Write out every entry, unchanged. Skip any picture.

Material for this task –
○ ○ ○

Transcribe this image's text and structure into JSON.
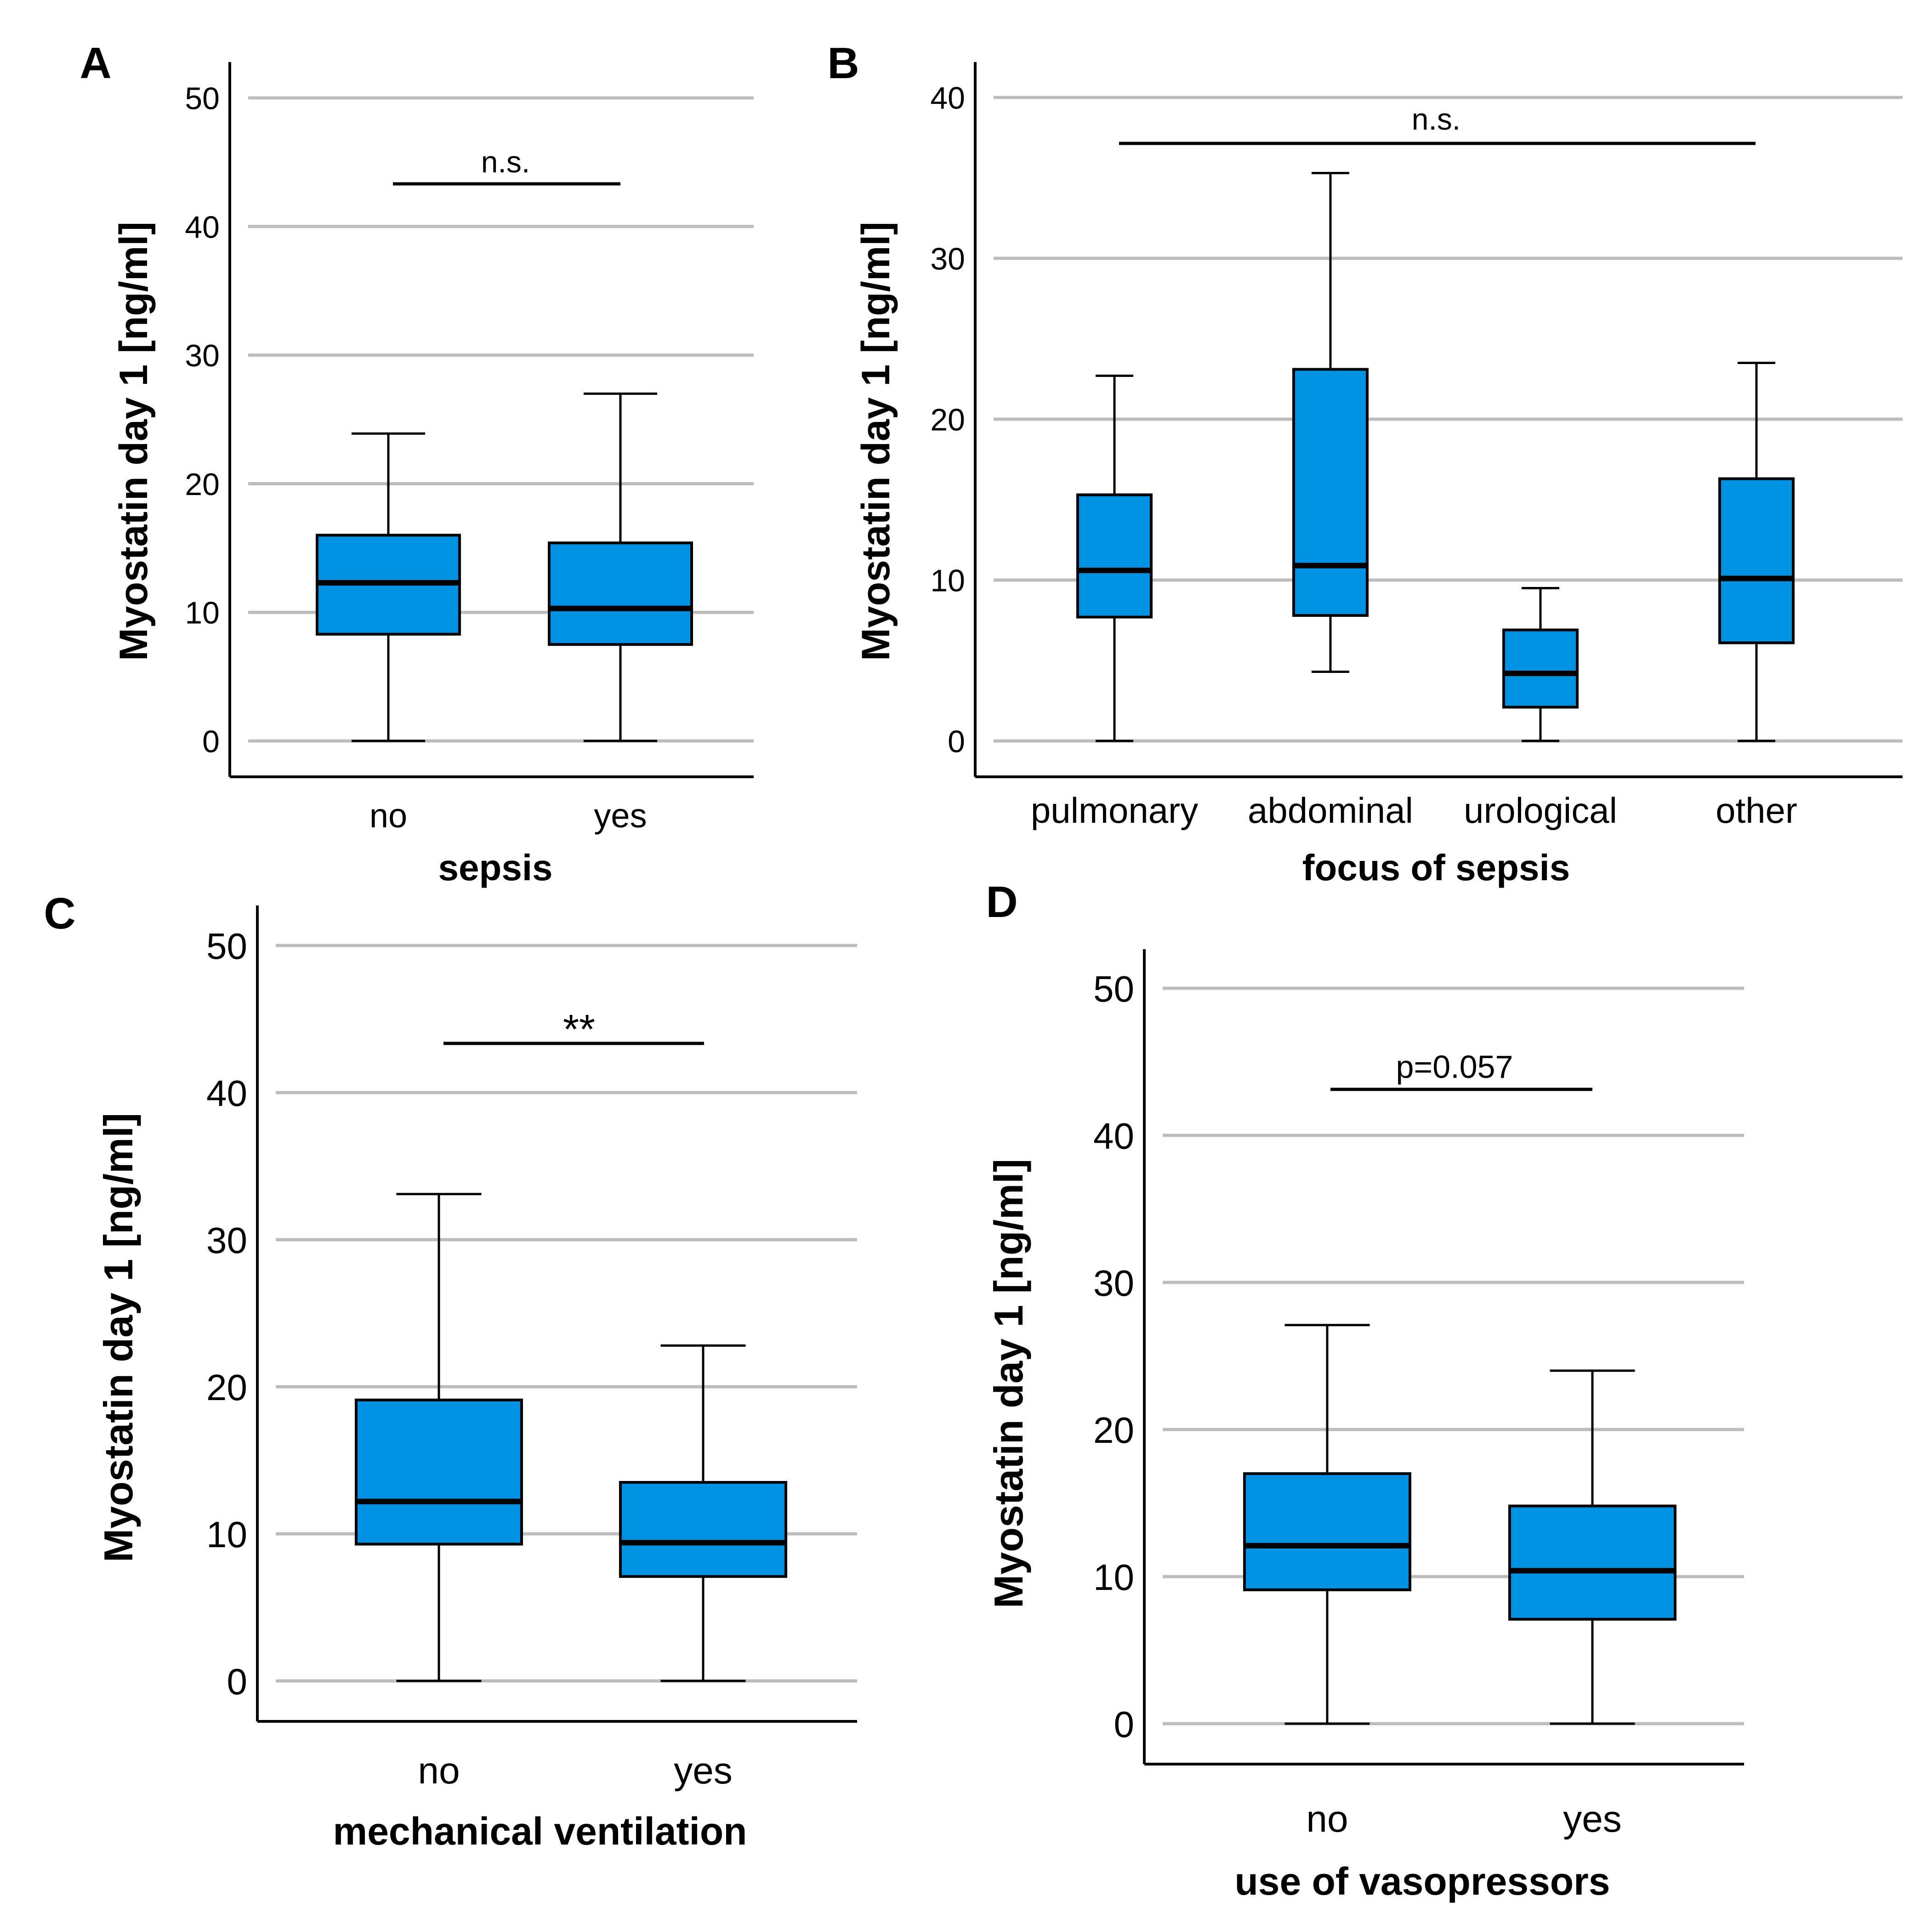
{
  "box_color": "#0091e2",
  "chart_data": [
    {
      "panel": "A",
      "type": "box",
      "xlabel": "sepsis",
      "ylabel": "Myostatin day 1 [ng/ml]",
      "ylim": [
        0,
        50
      ],
      "yticks": [
        "0",
        "10",
        "20",
        "30",
        "40",
        "50"
      ],
      "categories": [
        "no",
        "yes"
      ],
      "boxes": [
        {
          "min": 0,
          "q1": 8.3,
          "median": 12.3,
          "q3": 16.0,
          "max": 23.9
        },
        {
          "min": 0,
          "q1": 7.5,
          "median": 10.3,
          "q3": 15.4,
          "max": 27.0
        }
      ],
      "significance": "n.s."
    },
    {
      "panel": "B",
      "type": "box",
      "xlabel": "focus of sepsis",
      "ylabel": "Myostatin day 1 [ng/ml]",
      "ylim": [
        0,
        40
      ],
      "yticks": [
        "0",
        "10",
        "20",
        "30",
        "40"
      ],
      "categories": [
        "pulmonary",
        "abdominal",
        "urological",
        "other"
      ],
      "boxes": [
        {
          "min": 0,
          "q1": 7.7,
          "median": 10.6,
          "q3": 15.3,
          "max": 22.7
        },
        {
          "min": 4.3,
          "q1": 7.8,
          "median": 10.9,
          "q3": 23.1,
          "max": 35.3
        },
        {
          "min": 0,
          "q1": 2.1,
          "median": 4.2,
          "q3": 6.9,
          "max": 9.5
        },
        {
          "min": 0,
          "q1": 6.1,
          "median": 10.1,
          "q3": 16.3,
          "max": 23.5
        }
      ],
      "significance": "n.s."
    },
    {
      "panel": "C",
      "type": "box",
      "xlabel": "mechanical ventilation",
      "ylabel": "Myostatin day 1 [ng/ml]",
      "ylim": [
        0,
        50
      ],
      "yticks": [
        "0",
        "10",
        "20",
        "30",
        "40",
        "50"
      ],
      "categories": [
        "no",
        "yes"
      ],
      "boxes": [
        {
          "min": 0,
          "q1": 9.3,
          "median": 12.2,
          "q3": 19.1,
          "max": 33.1
        },
        {
          "min": 0,
          "q1": 7.1,
          "median": 9.4,
          "q3": 13.5,
          "max": 22.8
        }
      ],
      "significance": "**"
    },
    {
      "panel": "D",
      "type": "box",
      "xlabel": "use of vasopressors",
      "ylabel": "Myostatin day 1 [ng/ml]",
      "ylim": [
        0,
        50
      ],
      "yticks": [
        "0",
        "10",
        "20",
        "30",
        "40",
        "50"
      ],
      "categories": [
        "no",
        "yes"
      ],
      "boxes": [
        {
          "min": 0,
          "q1": 9.1,
          "median": 12.1,
          "q3": 17.0,
          "max": 27.1
        },
        {
          "min": 0,
          "q1": 7.1,
          "median": 10.4,
          "q3": 14.8,
          "max": 24.0
        }
      ],
      "significance": "p=0.057"
    }
  ]
}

○ ○ ○

Task answer –
Transcribe this image's text and structure into JSON.
{
  "box_color": "#0091e2",
  "chart_data": [
    {
      "panel": "A",
      "type": "box",
      "xlabel": "sepsis",
      "ylabel": "Myostatin day 1 [ng/ml]",
      "ylim": [
        0,
        50
      ],
      "yticks": [
        "0",
        "10",
        "20",
        "30",
        "40",
        "50"
      ],
      "categories": [
        "no",
        "yes"
      ],
      "boxes": [
        {
          "min": 0,
          "q1": 8.3,
          "median": 12.3,
          "q3": 16.0,
          "max": 23.9
        },
        {
          "min": 0,
          "q1": 7.5,
          "median": 10.3,
          "q3": 15.4,
          "max": 27.0
        }
      ],
      "significance": "n.s."
    },
    {
      "panel": "B",
      "type": "box",
      "xlabel": "focus of sepsis",
      "ylabel": "Myostatin day 1 [ng/ml]",
      "ylim": [
        0,
        40
      ],
      "yticks": [
        "0",
        "10",
        "20",
        "30",
        "40"
      ],
      "categories": [
        "pulmonary",
        "abdominal",
        "urological",
        "other"
      ],
      "boxes": [
        {
          "min": 0,
          "q1": 7.7,
          "median": 10.6,
          "q3": 15.3,
          "max": 22.7
        },
        {
          "min": 4.3,
          "q1": 7.8,
          "median": 10.9,
          "q3": 23.1,
          "max": 35.3
        },
        {
          "min": 0,
          "q1": 2.1,
          "median": 4.2,
          "q3": 6.9,
          "max": 9.5
        },
        {
          "min": 0,
          "q1": 6.1,
          "median": 10.1,
          "q3": 16.3,
          "max": 23.5
        }
      ],
      "significance": "n.s."
    },
    {
      "panel": "C",
      "type": "box",
      "xlabel": "mechanical ventilation",
      "ylabel": "Myostatin day 1 [ng/ml]",
      "ylim": [
        0,
        50
      ],
      "yticks": [
        "0",
        "10",
        "20",
        "30",
        "40",
        "50"
      ],
      "categories": [
        "no",
        "yes"
      ],
      "boxes": [
        {
          "min": 0,
          "q1": 9.3,
          "median": 12.2,
          "q3": 19.1,
          "max": 33.1
        },
        {
          "min": 0,
          "q1": 7.1,
          "median": 9.4,
          "q3": 13.5,
          "max": 22.8
        }
      ],
      "significance": "**"
    },
    {
      "panel": "D",
      "type": "box",
      "xlabel": "use of vasopressors",
      "ylabel": "Myostatin day 1 [ng/ml]",
      "ylim": [
        0,
        50
      ],
      "yticks": [
        "0",
        "10",
        "20",
        "30",
        "40",
        "50"
      ],
      "categories": [
        "no",
        "yes"
      ],
      "boxes": [
        {
          "min": 0,
          "q1": 9.1,
          "median": 12.1,
          "q3": 17.0,
          "max": 27.1
        },
        {
          "min": 0,
          "q1": 7.1,
          "median": 10.4,
          "q3": 14.8,
          "max": 24.0
        }
      ],
      "significance": "p=0.057"
    }
  ]
}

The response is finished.